» **Stated problem**: Show every line that has the string "electric" in it.

» **Dataset**:
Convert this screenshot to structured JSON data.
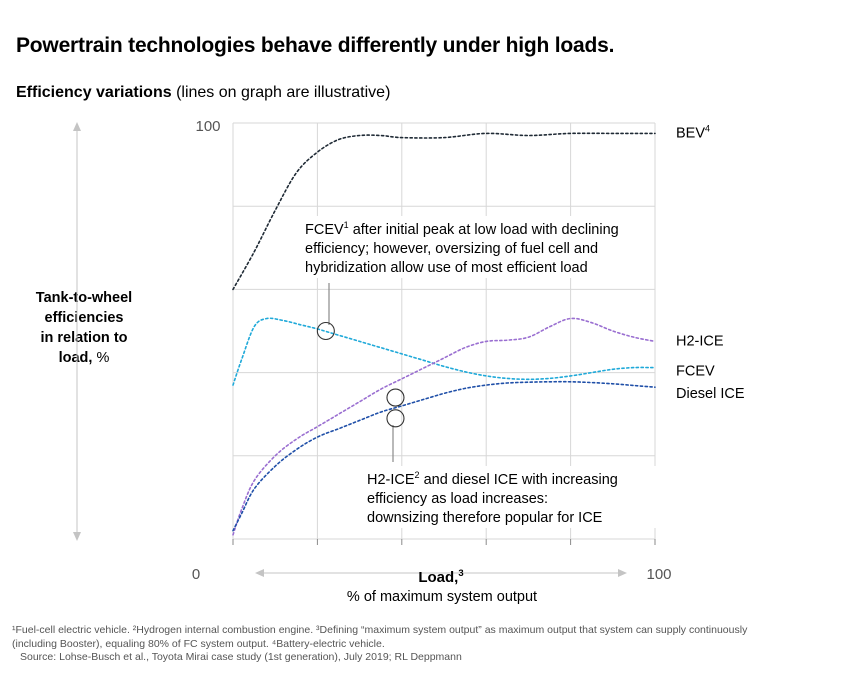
{
  "title": "Powertrain technologies behave differently under high loads.",
  "subtitle_bold": "Efficiency variations",
  "subtitle_rest": " (lines on graph are illustrative)",
  "ylabel": {
    "line1": "Tank-to-wheel",
    "line2": "efficiencies",
    "line3": "in relation to",
    "line4_bold": "load,",
    "line4_rest": " %"
  },
  "xaxis": {
    "min_label": "0",
    "max_label": "100",
    "title": "Load,",
    "title_sup": "3",
    "subtitle": "% of maximum system output"
  },
  "yaxis": {
    "top_label": "100"
  },
  "annotations": {
    "fcev": {
      "line1_pre": "FCEV",
      "line1_sup": "1",
      "line1_post": " after initial peak at low load with declining",
      "line2": "efficiency; however, oversizing of fuel cell and",
      "line3": "hybridization allow use of most efficient load"
    },
    "ice": {
      "line1_pre": "H2-ICE",
      "line1_sup": "2",
      "line1_post": " and diesel ICE with increasing",
      "line2": "efficiency as load increases:",
      "line3": "downsizing therefore popular for ICE"
    }
  },
  "footnotes": {
    "line1": "¹Fuel-cell electric vehicle. ²Hydrogen internal combustion engine. ³Defining “maximum system output” as maximum output that system can supply continuously",
    "line2": " (including Booster), equaling 80% of FC system output. ⁴Battery-electric vehicle.",
    "line3": "Source: Lohse-Busch et al., Toyota Mirai case study (1st generation), July 2019; RL Deppmann"
  },
  "colors": {
    "bev": "#1f2a35",
    "fcev": "#1fa9d9",
    "h2ice": "#9a6fd1",
    "diesel": "#1f4fa8",
    "grid": "#d7d7d7",
    "arrow": "#bdbdbd"
  },
  "chart_data": {
    "type": "line",
    "title": "Efficiency variations",
    "xlabel": "Load, % of maximum system output",
    "ylabel": "Tank-to-wheel efficiencies in relation to load, %",
    "xlim": [
      0,
      100
    ],
    "ylim": [
      0,
      100
    ],
    "grid": true,
    "series": [
      {
        "name": "BEV",
        "label_sup": "4",
        "color": "#1f2a35",
        "x": [
          0,
          5,
          10,
          15,
          20,
          25,
          30,
          35,
          40,
          50,
          60,
          70,
          80,
          90,
          100
        ],
        "y": [
          60,
          69,
          79,
          88,
          93,
          96,
          97,
          97,
          96.5,
          96.5,
          97.5,
          97,
          97.5,
          97.5,
          97.5
        ]
      },
      {
        "name": "FCEV",
        "label_sup": "",
        "color": "#1fa9d9",
        "x": [
          0,
          2,
          5,
          8,
          12,
          16,
          20,
          25,
          30,
          35,
          40,
          45,
          50,
          55,
          60,
          65,
          70,
          75,
          80,
          85,
          90,
          95,
          100
        ],
        "y": [
          37,
          43,
          51,
          53,
          52.5,
          51.5,
          50.5,
          49,
          47.5,
          46,
          44.5,
          43,
          41.5,
          40.2,
          39.2,
          38.6,
          38.4,
          38.6,
          39.2,
          40,
          40.8,
          41.2,
          41.2
        ]
      },
      {
        "name": "H2-ICE",
        "label_sup": "",
        "color": "#9a6fd1",
        "x": [
          0,
          2,
          5,
          10,
          15,
          20,
          25,
          30,
          35,
          40,
          45,
          50,
          55,
          60,
          65,
          70,
          75,
          80,
          85,
          90,
          95,
          100
        ],
        "y": [
          1,
          7,
          14,
          20,
          24,
          27,
          30,
          33,
          36,
          38.5,
          41,
          43.5,
          46,
          47.5,
          47.8,
          48.5,
          51,
          53,
          52,
          50,
          48.5,
          47.5
        ]
      },
      {
        "name": "Diesel ICE",
        "label_sup": "",
        "color": "#1f4fa8",
        "x": [
          0,
          2,
          5,
          10,
          15,
          20,
          25,
          30,
          35,
          40,
          45,
          50,
          55,
          60,
          65,
          70,
          75,
          80,
          85,
          90,
          95,
          100
        ],
        "y": [
          2,
          6,
          12,
          17.5,
          21.5,
          24.5,
          26.5,
          28.5,
          30.5,
          32,
          33.5,
          35,
          36.2,
          37,
          37.5,
          37.7,
          37.8,
          37.8,
          37.6,
          37.3,
          36.9,
          36.5
        ]
      }
    ],
    "markers": [
      {
        "series": "FCEV",
        "x": 22,
        "y": 50
      },
      {
        "series": "H2-ICE",
        "x": 38.5,
        "y": 34
      },
      {
        "series": "Diesel ICE",
        "x": 38.5,
        "y": 29
      }
    ]
  }
}
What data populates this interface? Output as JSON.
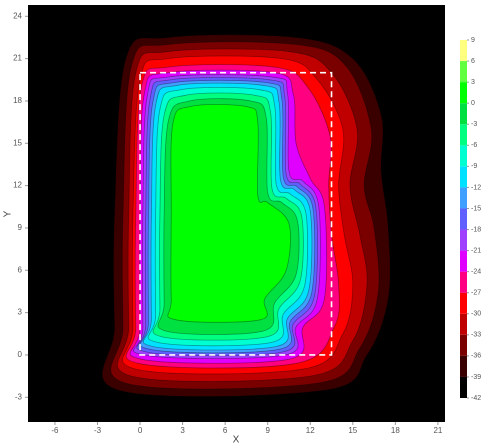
{
  "chart_data": {
    "type": "contour",
    "x_label": "X",
    "y_label": "Y",
    "xlim": [
      -7.9,
      21.5
    ],
    "ylim": [
      -4.75,
      24.8
    ],
    "xticks": [
      -6,
      -3,
      0,
      3,
      6,
      9,
      12,
      15,
      18,
      21
    ],
    "yticks": [
      -3,
      0,
      3,
      6,
      9,
      12,
      15,
      18,
      21,
      24
    ],
    "background": "#000000",
    "levels": [
      -42,
      -39,
      -36,
      -33,
      -30,
      -27,
      -24,
      -21,
      -18,
      -15,
      -12,
      -9,
      -6,
      -3,
      0,
      3,
      6,
      9
    ],
    "colors": [
      "#000000",
      "#3a0000",
      "#7a0000",
      "#c00000",
      "#ff0000",
      "#ff0080",
      "#e000ff",
      "#a040ff",
      "#6060ff",
      "#40a0ff",
      "#00e0ff",
      "#00ffd0",
      "#00ff80",
      "#00e040",
      "#00ff00",
      "#60ff40",
      "#ffff80"
    ],
    "regions": [
      {
        "level": -39,
        "x": [
          -1.5,
          13,
          16,
          17.5,
          17.5,
          17,
          17,
          15,
          11,
          2,
          -1,
          -1.8,
          -1.8
        ],
        "y": [
          -2.5,
          -2.5,
          0,
          4,
          9,
          13,
          17,
          21,
          22.5,
          22.5,
          21,
          10,
          2
        ]
      },
      {
        "level": -36,
        "x": [
          -1,
          12.5,
          15.5,
          16.8,
          16.5,
          15.8,
          16.3,
          14.5,
          11,
          2,
          -0.6,
          -1.2,
          -1.2
        ],
        "y": [
          -2,
          -2,
          0.5,
          4.5,
          9,
          12,
          16,
          20.5,
          22,
          22,
          20.5,
          10,
          2
        ]
      },
      {
        "level": -33,
        "x": [
          -0.6,
          12,
          15,
          16,
          15.5,
          14.8,
          15.3,
          13.5,
          10.5,
          2,
          -0.3,
          -0.8,
          -0.8
        ],
        "y": [
          -1.5,
          -1.5,
          1,
          5,
          8.5,
          12,
          16,
          20,
          21.5,
          21.5,
          20,
          10,
          2
        ]
      },
      {
        "level": -30,
        "x": [
          -0.3,
          11.5,
          14.3,
          15,
          14.4,
          14,
          14.3,
          12.5,
          10,
          2,
          0,
          -0.5,
          -0.5
        ],
        "y": [
          -1,
          -1,
          1.5,
          5,
          8.5,
          12,
          16,
          19.5,
          21,
          21,
          19.5,
          10,
          2
        ]
      },
      {
        "level": -27,
        "x": [
          -0.1,
          11,
          13.7,
          14,
          13.5,
          13.3,
          13.4,
          11.8,
          9.5,
          2,
          0.1,
          -0.3,
          -0.3
        ],
        "y": [
          -0.6,
          -0.6,
          2,
          5,
          8.5,
          12,
          15.5,
          19,
          20.4,
          20.4,
          19,
          10,
          2
        ]
      },
      {
        "level": -24,
        "x": [
          0.1,
          10.5,
          11.5,
          13,
          13,
          12,
          11,
          10.8,
          9.5,
          2,
          0.3,
          0,
          0
        ],
        "y": [
          -0.3,
          -0.3,
          2,
          4,
          10.5,
          12.5,
          15,
          18.5,
          20,
          20,
          18.5,
          10,
          2
        ]
      },
      {
        "level": -21,
        "x": [
          0.3,
          10.2,
          11,
          12.5,
          12.6,
          11.5,
          10.5,
          10.4,
          9.3,
          2,
          0.5,
          0.2,
          0.2
        ],
        "y": [
          0,
          0,
          2,
          4,
          10.5,
          12.3,
          13,
          18.5,
          19.7,
          19.7,
          18.3,
          10,
          2
        ]
      },
      {
        "level": -18,
        "x": [
          0.5,
          10,
          10.8,
          12.3,
          12.4,
          11.3,
          10.3,
          10.2,
          9.1,
          2.2,
          0.7,
          0.4,
          0.4
        ],
        "y": [
          0.2,
          0.2,
          2.2,
          4.2,
          10.4,
          12.1,
          12.8,
          18.3,
          19.5,
          19.5,
          18.1,
          10,
          2.2
        ]
      },
      {
        "level": -15,
        "x": [
          0.7,
          9.8,
          10.6,
          12.1,
          12.2,
          11.1,
          10.1,
          10,
          8.9,
          2.4,
          0.9,
          0.6,
          0.6
        ],
        "y": [
          0.4,
          0.4,
          2.4,
          4.4,
          10.3,
          11.9,
          12.6,
          18.1,
          19.3,
          19.3,
          17.9,
          10,
          2.4
        ]
      },
      {
        "level": -12,
        "x": [
          0.9,
          9.6,
          10.4,
          11.9,
          12,
          10.9,
          9.9,
          9.8,
          8.7,
          2.6,
          1.1,
          0.8,
          0.8
        ],
        "y": [
          0.6,
          0.6,
          2.6,
          4.6,
          10.2,
          11.7,
          12.4,
          17.9,
          19.1,
          19.1,
          17.7,
          10,
          2.6
        ]
      },
      {
        "level": -9,
        "x": [
          1.2,
          9.3,
          10.1,
          11.6,
          11.7,
          10.6,
          9.6,
          9.5,
          8.4,
          2.9,
          1.4,
          1.1,
          1.1
        ],
        "y": [
          0.9,
          0.9,
          2.9,
          4.9,
          10,
          11.4,
          12.1,
          17.6,
          18.8,
          18.8,
          17.4,
          10,
          2.9
        ]
      },
      {
        "level": -6,
        "x": [
          1.5,
          9,
          9.8,
          11.3,
          11.4,
          10.3,
          9.3,
          9.2,
          8.1,
          3.2,
          1.7,
          1.4,
          1.4
        ],
        "y": [
          1.3,
          1.3,
          3.3,
          5.3,
          9.8,
          11.1,
          11.8,
          17.2,
          18.4,
          18.4,
          17,
          10,
          3.3
        ]
      },
      {
        "level": -3,
        "x": [
          1.8,
          8.7,
          9.5,
          11,
          11.1,
          10,
          9,
          8.9,
          7.8,
          3.5,
          2,
          1.7,
          1.7
        ],
        "y": [
          1.7,
          1.7,
          3.7,
          5.7,
          9.5,
          10.8,
          11.5,
          16.8,
          18,
          18,
          16.6,
          10,
          3.7
        ]
      },
      {
        "level": 0,
        "x": [
          2.5,
          8.5,
          8.8,
          10.3,
          10.5,
          9,
          8.3,
          8.3,
          7.5,
          3.5,
          2.3,
          2.2,
          2.2
        ],
        "y": [
          2.5,
          2.5,
          4,
          6,
          9.3,
          10.8,
          11.3,
          16.5,
          17.6,
          17.6,
          16.3,
          10,
          4
        ]
      }
    ],
    "boundary": {
      "x": [
        0,
        13.5
      ],
      "y": [
        0,
        20
      ],
      "color": "#ffffff"
    }
  }
}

» **Exercise result**:
    "line1": "¹Fuel-cell electric vehicle. ²Hydrogen internal combustion engine. ³Defining “maximum system output” as maximum output that system can supply continuously",
    "line2": " (including Booster), equaling 80% of FC system output. ⁴Battery-electric vehicle.",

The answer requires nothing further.